■ **Objective**
For the listing below, give the count of lines containing "ರಮಗಳ", and no other text.

■ **Given records**
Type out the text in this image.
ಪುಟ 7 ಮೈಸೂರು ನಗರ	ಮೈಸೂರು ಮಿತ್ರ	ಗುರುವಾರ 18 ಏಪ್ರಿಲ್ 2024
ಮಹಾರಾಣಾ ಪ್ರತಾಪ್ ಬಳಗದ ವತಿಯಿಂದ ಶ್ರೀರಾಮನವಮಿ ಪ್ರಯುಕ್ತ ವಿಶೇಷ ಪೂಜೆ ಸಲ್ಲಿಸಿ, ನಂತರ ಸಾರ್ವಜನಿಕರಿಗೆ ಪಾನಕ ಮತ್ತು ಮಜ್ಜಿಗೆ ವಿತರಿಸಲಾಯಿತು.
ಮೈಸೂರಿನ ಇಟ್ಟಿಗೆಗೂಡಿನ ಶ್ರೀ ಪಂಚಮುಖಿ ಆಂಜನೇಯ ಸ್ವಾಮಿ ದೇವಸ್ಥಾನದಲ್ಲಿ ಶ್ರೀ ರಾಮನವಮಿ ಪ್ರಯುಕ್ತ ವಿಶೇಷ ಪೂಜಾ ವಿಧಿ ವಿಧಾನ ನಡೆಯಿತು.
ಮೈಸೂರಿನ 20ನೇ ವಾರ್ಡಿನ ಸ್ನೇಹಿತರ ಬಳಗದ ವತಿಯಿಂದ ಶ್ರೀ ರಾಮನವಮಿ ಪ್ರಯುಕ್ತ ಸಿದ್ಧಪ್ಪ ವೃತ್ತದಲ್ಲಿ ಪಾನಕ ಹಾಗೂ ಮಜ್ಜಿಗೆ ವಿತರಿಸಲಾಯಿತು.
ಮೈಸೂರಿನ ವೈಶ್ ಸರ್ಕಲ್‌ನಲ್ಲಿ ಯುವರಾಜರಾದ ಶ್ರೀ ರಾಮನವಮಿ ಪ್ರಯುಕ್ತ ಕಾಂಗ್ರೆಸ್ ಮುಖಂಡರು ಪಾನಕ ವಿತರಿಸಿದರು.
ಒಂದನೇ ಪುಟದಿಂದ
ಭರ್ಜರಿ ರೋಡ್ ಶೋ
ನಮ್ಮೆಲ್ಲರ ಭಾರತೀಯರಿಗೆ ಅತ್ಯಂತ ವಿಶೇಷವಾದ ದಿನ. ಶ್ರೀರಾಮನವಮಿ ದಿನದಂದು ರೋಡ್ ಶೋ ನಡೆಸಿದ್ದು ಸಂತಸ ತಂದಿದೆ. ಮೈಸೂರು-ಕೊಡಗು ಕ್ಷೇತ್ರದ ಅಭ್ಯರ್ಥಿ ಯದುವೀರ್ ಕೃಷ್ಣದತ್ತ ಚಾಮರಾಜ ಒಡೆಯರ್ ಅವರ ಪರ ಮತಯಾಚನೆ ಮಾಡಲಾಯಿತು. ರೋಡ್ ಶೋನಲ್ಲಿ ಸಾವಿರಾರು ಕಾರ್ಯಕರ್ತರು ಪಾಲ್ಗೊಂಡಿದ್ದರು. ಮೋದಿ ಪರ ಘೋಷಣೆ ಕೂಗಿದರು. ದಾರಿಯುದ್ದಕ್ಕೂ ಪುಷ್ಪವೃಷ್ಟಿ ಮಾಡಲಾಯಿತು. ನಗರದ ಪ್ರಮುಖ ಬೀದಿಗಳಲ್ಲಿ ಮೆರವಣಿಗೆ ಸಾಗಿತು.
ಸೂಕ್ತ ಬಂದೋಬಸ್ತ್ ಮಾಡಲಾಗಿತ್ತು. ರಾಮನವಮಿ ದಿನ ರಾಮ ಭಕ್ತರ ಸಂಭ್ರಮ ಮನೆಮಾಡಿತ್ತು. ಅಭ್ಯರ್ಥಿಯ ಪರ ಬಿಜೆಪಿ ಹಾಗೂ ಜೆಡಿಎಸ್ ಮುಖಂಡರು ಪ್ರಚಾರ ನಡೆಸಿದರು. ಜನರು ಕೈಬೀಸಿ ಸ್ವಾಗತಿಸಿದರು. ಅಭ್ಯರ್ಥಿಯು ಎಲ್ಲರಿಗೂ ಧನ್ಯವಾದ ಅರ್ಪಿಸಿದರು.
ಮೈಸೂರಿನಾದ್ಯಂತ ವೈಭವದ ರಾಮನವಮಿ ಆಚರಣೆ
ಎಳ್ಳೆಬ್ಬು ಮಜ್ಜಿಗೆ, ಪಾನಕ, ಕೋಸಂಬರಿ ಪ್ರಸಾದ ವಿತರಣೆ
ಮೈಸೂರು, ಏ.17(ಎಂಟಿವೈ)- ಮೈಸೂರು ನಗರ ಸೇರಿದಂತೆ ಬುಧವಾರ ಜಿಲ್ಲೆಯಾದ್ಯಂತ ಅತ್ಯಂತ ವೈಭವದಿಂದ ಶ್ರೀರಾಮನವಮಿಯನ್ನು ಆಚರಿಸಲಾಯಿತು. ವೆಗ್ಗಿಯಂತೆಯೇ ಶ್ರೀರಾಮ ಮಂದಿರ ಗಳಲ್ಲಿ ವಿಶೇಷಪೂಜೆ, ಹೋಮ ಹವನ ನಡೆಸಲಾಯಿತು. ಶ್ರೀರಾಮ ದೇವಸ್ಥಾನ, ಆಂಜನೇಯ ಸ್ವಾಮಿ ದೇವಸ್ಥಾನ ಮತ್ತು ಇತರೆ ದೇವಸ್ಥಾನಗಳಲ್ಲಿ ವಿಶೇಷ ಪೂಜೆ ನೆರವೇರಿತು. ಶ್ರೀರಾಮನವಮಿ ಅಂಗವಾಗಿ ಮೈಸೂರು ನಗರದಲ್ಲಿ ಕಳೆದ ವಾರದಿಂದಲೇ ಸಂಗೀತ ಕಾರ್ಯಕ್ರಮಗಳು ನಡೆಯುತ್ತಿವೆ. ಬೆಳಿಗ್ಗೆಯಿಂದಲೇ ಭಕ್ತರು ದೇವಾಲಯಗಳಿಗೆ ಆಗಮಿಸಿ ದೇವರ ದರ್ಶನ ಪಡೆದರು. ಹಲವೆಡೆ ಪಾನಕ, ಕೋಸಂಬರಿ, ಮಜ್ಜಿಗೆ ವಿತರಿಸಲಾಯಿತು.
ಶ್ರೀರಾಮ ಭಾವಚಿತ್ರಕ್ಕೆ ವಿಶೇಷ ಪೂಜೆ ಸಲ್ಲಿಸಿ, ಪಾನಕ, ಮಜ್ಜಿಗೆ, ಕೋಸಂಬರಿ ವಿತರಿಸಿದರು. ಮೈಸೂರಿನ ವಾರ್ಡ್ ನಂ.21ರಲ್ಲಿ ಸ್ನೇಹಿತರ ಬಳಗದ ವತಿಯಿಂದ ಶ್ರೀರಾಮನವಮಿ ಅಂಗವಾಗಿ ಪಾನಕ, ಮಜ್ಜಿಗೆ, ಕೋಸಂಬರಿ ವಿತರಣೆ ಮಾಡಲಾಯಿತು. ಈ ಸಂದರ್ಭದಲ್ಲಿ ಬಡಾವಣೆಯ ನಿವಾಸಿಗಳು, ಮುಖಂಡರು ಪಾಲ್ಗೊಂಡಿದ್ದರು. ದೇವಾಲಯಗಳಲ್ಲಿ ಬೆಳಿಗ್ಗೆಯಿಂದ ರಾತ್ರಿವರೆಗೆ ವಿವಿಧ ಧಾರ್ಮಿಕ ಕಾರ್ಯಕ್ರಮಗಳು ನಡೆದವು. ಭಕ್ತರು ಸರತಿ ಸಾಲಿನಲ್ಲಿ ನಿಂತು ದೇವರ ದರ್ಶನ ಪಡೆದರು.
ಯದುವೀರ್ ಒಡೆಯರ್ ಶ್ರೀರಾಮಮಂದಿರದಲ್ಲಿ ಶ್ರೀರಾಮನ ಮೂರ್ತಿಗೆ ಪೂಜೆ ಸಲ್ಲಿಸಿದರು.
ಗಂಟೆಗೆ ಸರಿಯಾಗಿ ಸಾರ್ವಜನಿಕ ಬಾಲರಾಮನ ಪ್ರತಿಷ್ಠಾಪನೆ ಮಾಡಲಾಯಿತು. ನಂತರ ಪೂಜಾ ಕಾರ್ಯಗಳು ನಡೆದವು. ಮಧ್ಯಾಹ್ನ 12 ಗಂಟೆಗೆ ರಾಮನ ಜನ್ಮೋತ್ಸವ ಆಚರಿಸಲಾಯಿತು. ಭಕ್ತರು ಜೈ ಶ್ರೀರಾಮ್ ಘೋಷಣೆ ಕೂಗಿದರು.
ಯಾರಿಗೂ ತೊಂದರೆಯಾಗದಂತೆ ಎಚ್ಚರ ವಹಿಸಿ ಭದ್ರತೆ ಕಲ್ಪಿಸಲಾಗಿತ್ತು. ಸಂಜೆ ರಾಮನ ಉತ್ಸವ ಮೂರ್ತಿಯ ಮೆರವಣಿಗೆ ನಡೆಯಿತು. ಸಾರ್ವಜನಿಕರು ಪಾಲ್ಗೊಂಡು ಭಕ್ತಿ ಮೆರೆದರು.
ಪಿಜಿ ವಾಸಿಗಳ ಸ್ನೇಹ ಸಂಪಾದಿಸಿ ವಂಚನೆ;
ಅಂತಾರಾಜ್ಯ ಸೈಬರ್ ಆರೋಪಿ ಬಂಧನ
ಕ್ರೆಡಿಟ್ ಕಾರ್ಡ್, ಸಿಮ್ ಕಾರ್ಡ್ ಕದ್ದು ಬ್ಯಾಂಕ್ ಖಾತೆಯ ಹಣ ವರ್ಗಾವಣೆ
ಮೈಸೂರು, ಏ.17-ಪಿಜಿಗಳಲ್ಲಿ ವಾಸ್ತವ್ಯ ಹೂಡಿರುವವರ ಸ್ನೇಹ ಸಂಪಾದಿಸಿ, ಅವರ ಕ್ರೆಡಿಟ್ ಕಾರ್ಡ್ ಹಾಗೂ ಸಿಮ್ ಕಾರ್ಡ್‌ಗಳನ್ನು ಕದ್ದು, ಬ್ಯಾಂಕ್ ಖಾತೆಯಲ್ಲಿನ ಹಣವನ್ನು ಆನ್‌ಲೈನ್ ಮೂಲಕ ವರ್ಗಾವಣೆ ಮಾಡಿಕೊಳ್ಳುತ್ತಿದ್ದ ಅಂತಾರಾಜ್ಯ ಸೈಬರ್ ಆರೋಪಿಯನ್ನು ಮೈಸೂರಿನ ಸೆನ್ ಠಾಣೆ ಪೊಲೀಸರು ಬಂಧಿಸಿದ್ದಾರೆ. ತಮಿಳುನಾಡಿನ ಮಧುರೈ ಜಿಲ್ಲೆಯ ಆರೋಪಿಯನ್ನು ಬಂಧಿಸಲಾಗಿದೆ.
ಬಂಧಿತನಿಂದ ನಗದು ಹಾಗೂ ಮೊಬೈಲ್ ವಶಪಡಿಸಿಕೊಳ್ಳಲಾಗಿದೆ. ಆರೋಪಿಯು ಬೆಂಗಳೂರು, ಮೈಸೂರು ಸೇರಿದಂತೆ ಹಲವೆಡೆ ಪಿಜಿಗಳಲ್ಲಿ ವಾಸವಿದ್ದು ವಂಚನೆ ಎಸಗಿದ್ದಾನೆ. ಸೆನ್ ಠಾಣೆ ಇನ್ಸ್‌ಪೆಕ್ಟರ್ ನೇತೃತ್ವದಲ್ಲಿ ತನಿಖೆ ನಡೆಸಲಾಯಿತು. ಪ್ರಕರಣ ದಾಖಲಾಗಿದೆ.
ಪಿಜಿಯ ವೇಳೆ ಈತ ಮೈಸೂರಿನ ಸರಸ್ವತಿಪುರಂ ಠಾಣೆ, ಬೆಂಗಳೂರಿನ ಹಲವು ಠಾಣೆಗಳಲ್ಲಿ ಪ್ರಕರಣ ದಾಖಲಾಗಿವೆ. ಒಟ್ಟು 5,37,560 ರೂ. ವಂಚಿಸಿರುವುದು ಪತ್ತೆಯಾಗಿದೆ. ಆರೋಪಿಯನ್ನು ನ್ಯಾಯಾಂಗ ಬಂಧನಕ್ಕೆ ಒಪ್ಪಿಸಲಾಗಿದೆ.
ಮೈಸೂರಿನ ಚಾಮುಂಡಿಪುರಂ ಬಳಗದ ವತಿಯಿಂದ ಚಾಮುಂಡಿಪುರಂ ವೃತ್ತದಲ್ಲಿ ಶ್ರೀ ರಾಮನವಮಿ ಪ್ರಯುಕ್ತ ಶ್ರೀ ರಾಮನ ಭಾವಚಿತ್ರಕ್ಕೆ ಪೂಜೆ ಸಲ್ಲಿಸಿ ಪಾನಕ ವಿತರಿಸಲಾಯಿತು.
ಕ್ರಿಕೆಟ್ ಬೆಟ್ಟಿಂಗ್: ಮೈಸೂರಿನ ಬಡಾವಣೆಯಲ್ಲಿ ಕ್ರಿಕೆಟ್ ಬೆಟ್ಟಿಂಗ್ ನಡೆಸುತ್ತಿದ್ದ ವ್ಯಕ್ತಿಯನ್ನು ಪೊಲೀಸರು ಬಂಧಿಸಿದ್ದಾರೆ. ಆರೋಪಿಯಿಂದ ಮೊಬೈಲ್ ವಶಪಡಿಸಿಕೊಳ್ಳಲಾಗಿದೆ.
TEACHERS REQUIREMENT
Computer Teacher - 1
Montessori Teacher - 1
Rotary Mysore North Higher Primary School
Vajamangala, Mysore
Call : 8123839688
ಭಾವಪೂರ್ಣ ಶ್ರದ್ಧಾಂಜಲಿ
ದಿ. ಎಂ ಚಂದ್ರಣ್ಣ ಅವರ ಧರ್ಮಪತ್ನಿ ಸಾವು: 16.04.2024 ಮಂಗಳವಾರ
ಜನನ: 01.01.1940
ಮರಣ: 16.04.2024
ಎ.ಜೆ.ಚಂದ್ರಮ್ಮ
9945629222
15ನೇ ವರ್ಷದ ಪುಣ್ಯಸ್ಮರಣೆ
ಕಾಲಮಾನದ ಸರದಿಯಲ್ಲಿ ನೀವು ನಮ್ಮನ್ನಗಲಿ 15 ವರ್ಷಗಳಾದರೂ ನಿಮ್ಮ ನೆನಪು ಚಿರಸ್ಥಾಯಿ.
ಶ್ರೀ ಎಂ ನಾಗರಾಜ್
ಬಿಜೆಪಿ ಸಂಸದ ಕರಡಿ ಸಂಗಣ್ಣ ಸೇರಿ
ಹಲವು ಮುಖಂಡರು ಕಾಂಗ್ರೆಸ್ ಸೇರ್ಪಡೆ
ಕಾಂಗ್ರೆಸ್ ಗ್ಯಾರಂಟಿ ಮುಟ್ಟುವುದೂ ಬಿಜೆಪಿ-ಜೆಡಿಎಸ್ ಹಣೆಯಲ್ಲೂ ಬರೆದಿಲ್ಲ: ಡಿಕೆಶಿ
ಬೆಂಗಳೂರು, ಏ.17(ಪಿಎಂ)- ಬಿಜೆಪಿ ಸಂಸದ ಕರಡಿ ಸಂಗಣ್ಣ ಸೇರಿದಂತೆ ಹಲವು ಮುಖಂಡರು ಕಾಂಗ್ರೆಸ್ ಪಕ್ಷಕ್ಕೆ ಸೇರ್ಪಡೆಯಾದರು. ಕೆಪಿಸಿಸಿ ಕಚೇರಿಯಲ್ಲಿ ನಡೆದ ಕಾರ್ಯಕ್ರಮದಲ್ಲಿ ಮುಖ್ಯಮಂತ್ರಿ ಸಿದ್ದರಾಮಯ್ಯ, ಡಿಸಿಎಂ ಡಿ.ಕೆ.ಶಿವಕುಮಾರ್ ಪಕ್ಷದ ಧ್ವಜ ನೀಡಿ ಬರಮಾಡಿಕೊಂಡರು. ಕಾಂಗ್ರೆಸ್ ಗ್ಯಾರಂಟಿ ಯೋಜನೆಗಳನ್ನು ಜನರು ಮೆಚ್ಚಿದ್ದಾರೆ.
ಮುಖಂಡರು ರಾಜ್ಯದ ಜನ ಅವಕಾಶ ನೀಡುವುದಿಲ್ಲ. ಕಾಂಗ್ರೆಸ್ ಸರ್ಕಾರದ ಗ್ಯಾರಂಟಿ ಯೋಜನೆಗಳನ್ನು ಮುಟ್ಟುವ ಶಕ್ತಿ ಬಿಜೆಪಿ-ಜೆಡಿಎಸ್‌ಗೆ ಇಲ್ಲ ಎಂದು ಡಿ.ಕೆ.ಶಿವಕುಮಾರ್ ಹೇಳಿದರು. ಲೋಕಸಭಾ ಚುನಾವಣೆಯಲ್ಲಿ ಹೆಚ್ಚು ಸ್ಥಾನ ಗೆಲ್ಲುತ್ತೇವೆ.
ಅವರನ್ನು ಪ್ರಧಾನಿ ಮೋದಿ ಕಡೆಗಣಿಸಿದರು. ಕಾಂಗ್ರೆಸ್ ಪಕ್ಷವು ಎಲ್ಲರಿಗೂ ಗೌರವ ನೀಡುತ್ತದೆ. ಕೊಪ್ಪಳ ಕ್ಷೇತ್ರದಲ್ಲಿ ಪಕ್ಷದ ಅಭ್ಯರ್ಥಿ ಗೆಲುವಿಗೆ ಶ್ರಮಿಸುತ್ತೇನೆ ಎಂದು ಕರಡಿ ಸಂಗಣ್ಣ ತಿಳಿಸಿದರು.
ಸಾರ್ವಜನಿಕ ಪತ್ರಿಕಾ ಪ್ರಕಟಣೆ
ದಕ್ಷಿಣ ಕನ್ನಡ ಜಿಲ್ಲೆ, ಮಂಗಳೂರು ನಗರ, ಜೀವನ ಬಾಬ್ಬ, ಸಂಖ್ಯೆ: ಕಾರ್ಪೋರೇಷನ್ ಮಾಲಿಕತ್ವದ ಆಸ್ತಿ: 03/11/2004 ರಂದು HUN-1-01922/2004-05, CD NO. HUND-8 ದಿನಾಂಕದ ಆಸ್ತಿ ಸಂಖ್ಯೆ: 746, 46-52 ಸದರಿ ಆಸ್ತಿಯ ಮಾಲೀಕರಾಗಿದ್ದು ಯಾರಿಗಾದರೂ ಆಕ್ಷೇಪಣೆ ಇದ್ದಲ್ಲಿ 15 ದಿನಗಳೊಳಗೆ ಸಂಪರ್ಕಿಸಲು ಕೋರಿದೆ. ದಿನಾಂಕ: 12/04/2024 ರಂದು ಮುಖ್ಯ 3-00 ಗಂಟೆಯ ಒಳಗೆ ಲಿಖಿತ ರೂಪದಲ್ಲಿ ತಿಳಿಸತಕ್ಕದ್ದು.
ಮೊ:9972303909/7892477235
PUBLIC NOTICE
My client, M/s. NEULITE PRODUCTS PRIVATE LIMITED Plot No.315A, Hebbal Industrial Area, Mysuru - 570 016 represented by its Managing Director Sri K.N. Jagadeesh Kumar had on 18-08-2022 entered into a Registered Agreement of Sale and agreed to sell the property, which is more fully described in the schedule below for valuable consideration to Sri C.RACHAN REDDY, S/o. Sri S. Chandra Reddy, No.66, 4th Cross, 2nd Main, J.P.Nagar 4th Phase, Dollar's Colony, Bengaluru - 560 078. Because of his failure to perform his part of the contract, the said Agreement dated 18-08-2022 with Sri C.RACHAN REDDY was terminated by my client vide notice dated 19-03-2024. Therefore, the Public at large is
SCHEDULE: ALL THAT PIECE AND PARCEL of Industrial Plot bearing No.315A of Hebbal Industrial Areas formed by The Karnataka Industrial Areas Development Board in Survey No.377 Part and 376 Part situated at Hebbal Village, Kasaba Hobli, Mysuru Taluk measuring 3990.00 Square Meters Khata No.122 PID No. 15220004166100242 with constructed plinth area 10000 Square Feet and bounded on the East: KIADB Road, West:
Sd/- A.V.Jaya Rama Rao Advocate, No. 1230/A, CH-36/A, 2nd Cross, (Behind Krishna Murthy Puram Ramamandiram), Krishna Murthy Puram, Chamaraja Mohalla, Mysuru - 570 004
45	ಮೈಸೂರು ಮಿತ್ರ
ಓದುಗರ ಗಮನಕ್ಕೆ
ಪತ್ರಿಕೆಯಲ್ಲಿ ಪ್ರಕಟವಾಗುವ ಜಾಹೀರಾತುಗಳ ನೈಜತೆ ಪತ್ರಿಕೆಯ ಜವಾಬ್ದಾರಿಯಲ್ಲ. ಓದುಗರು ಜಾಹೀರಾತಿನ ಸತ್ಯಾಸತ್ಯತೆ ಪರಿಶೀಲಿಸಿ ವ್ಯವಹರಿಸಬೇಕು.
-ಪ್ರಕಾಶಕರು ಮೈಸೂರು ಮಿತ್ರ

■ **Answer to this exercise**
2